/---

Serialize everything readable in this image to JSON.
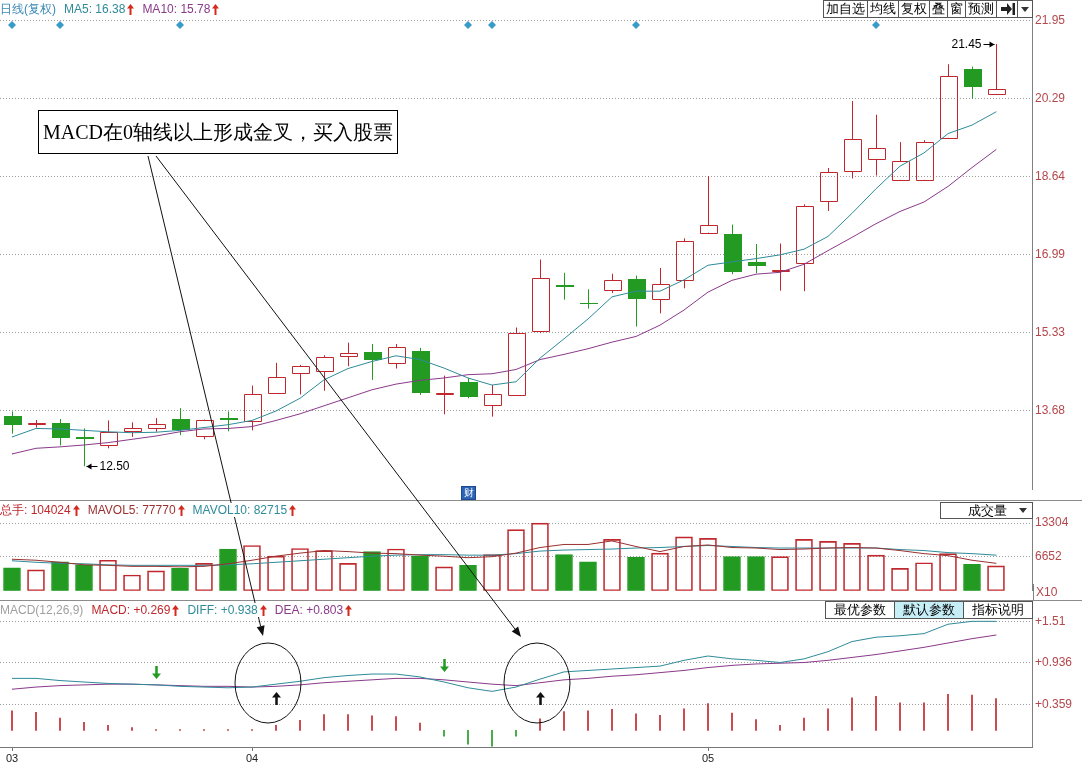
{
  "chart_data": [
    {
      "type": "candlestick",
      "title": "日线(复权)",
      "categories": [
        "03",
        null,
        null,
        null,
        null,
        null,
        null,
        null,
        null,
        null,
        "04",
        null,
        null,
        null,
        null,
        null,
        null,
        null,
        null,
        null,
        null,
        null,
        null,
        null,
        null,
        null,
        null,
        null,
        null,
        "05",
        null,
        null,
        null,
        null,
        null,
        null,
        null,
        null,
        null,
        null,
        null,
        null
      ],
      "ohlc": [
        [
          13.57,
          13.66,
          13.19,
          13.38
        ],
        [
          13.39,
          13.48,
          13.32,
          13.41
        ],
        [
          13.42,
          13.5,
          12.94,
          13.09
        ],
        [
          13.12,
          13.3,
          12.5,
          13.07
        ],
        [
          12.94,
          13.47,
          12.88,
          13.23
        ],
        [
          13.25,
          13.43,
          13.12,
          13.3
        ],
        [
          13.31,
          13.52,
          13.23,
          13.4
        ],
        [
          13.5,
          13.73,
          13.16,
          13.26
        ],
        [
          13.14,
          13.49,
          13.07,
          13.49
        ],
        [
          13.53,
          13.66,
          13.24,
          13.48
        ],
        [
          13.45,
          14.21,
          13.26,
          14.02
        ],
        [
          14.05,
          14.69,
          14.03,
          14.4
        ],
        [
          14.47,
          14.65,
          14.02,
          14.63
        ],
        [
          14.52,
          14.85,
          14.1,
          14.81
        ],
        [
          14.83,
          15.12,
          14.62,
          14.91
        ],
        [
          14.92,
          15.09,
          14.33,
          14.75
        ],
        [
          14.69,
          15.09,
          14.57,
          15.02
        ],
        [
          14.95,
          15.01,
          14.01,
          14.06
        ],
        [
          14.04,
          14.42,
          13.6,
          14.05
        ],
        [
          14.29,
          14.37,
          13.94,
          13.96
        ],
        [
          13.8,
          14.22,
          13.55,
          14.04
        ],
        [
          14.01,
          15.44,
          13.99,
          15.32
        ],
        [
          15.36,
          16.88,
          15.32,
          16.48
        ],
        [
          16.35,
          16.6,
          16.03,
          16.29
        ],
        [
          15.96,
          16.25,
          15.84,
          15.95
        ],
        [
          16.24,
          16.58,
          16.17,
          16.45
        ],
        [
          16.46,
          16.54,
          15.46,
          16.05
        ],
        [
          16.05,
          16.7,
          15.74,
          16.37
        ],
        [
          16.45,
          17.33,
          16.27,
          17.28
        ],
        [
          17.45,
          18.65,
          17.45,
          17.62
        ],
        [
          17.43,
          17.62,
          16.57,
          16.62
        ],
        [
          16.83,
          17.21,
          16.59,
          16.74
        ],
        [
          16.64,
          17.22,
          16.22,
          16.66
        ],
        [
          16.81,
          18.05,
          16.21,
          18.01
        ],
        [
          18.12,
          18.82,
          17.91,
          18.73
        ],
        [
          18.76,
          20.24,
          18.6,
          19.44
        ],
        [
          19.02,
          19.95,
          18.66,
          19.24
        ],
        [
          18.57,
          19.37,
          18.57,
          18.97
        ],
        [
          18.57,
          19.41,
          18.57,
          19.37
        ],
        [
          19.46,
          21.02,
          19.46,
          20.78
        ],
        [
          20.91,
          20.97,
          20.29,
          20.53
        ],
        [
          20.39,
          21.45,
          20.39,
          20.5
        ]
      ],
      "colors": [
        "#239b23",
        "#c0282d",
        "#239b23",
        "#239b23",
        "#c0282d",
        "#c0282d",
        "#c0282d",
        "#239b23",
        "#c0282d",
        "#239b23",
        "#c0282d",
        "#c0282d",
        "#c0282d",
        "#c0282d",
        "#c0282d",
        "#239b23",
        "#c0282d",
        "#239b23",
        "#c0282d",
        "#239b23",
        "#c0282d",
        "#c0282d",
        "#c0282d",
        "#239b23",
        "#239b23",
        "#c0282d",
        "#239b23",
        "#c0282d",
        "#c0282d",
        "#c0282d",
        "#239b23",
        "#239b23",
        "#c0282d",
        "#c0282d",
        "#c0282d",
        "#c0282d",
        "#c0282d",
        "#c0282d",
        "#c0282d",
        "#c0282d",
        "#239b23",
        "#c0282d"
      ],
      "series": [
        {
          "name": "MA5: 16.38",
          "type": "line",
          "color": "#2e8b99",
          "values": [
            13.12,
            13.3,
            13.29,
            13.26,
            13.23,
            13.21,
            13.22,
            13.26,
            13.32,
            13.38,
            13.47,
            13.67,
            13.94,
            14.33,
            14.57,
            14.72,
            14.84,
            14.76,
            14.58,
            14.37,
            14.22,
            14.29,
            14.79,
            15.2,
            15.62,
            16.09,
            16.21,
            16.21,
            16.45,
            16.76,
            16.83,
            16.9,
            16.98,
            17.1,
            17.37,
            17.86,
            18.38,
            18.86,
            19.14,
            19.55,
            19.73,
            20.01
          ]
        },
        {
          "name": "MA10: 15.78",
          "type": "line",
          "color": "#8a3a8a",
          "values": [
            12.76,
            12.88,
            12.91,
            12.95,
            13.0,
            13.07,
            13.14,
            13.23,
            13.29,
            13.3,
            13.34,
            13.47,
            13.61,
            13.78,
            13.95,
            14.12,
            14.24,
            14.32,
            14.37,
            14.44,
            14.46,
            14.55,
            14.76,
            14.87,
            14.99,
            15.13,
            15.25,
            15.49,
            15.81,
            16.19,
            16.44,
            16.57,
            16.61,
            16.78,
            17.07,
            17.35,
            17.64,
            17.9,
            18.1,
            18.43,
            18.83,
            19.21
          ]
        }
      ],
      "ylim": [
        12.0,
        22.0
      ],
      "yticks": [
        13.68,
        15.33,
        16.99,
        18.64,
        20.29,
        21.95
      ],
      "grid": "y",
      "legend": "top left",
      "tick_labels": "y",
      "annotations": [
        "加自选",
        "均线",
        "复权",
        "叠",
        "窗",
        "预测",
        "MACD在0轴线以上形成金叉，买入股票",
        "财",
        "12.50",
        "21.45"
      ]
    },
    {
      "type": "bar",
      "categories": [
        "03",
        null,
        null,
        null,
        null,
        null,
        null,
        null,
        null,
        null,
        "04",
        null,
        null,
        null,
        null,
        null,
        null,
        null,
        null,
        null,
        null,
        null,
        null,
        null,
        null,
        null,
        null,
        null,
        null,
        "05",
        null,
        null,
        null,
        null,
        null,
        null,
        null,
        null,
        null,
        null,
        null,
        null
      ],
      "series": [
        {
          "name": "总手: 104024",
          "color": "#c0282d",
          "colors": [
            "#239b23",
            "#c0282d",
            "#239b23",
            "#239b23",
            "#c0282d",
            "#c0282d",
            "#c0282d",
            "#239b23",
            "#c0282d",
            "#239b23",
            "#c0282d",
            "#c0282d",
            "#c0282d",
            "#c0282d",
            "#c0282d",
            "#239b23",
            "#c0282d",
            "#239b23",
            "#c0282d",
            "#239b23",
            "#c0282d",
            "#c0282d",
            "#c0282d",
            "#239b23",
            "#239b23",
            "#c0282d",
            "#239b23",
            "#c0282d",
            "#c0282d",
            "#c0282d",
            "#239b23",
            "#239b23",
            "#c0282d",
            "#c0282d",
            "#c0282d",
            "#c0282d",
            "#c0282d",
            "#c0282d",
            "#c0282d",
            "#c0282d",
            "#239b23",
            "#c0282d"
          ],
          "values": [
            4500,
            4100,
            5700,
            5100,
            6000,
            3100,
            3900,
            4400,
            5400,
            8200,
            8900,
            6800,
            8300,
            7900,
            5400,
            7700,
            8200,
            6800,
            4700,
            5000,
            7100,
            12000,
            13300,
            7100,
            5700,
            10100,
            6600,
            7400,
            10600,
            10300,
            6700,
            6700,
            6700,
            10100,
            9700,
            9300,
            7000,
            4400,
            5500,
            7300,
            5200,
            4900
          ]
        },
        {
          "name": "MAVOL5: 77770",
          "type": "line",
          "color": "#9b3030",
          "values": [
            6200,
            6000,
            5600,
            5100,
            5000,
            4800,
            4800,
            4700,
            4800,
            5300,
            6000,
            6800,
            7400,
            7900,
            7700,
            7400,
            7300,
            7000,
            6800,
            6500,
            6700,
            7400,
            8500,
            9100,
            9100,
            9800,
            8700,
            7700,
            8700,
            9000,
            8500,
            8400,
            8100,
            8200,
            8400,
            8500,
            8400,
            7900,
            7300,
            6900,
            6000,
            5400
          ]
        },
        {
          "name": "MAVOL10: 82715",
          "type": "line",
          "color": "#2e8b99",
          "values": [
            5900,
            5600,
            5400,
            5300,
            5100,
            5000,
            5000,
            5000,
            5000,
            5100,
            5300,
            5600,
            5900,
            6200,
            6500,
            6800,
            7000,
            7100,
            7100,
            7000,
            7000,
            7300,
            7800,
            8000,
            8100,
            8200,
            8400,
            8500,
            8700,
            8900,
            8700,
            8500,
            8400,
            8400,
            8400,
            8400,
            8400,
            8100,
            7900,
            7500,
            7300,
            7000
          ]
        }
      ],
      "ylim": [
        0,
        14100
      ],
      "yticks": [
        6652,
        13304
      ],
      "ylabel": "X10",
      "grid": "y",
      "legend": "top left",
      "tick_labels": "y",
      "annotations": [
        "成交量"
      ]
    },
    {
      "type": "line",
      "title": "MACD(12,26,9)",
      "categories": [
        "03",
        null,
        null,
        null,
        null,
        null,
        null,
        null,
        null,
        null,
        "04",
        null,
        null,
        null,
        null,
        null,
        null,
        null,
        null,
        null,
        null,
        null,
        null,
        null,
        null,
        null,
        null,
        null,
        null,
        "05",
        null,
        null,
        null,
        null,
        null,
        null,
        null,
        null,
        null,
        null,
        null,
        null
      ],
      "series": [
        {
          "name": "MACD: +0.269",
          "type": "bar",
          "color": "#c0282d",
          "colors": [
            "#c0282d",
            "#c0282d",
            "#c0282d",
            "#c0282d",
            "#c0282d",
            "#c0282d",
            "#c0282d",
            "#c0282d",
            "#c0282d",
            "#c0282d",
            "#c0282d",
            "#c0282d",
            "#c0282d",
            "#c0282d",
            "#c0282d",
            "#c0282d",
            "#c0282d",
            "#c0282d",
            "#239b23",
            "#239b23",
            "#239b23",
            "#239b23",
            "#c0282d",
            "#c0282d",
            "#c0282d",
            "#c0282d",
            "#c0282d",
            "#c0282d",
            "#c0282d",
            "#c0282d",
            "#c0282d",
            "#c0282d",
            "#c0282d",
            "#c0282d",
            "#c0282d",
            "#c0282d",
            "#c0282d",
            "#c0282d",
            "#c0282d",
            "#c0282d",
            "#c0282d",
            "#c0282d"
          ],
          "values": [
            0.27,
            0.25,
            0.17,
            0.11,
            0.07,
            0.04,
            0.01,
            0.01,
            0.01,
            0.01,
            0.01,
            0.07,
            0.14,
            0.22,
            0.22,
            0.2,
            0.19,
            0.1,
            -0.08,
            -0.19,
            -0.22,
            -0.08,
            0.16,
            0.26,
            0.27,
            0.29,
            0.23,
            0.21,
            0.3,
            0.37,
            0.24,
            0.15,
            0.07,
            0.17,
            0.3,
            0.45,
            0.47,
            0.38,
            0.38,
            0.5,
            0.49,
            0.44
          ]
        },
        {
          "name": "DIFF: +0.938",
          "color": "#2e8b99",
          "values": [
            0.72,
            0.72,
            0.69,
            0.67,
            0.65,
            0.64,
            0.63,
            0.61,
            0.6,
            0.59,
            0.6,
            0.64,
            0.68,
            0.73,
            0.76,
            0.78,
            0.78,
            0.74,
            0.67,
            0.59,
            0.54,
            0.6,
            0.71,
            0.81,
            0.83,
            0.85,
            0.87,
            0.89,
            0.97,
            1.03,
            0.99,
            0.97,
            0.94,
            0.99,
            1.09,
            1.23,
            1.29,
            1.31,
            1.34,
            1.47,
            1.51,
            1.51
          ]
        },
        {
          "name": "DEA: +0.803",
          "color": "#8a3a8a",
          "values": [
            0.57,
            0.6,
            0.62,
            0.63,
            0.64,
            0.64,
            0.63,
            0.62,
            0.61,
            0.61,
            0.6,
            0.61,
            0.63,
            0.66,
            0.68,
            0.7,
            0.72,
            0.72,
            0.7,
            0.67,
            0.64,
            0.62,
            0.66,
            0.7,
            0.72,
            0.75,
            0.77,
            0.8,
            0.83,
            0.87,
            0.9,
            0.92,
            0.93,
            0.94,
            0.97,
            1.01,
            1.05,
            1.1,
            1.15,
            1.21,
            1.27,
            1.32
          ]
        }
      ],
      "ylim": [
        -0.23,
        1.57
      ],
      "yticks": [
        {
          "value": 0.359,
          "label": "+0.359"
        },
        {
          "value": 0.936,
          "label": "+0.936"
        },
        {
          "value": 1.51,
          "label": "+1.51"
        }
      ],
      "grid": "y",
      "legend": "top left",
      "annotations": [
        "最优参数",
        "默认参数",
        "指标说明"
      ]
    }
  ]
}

\---

Instructions for the task:
Locate the word "name" in the records above, and return each line that has it.

Exercise answer:
          "name": "MA5: 16.38",
          "name": "MA10: 15.78",
          "name": "总手: 104024",
          "name": "MAVOL5: 77770",
          "name": "MAVOL10: 82715",
          "name": "MACD: +0.269",
          "name": "DIFF: +0.938",
          "name": "DEA: +0.803",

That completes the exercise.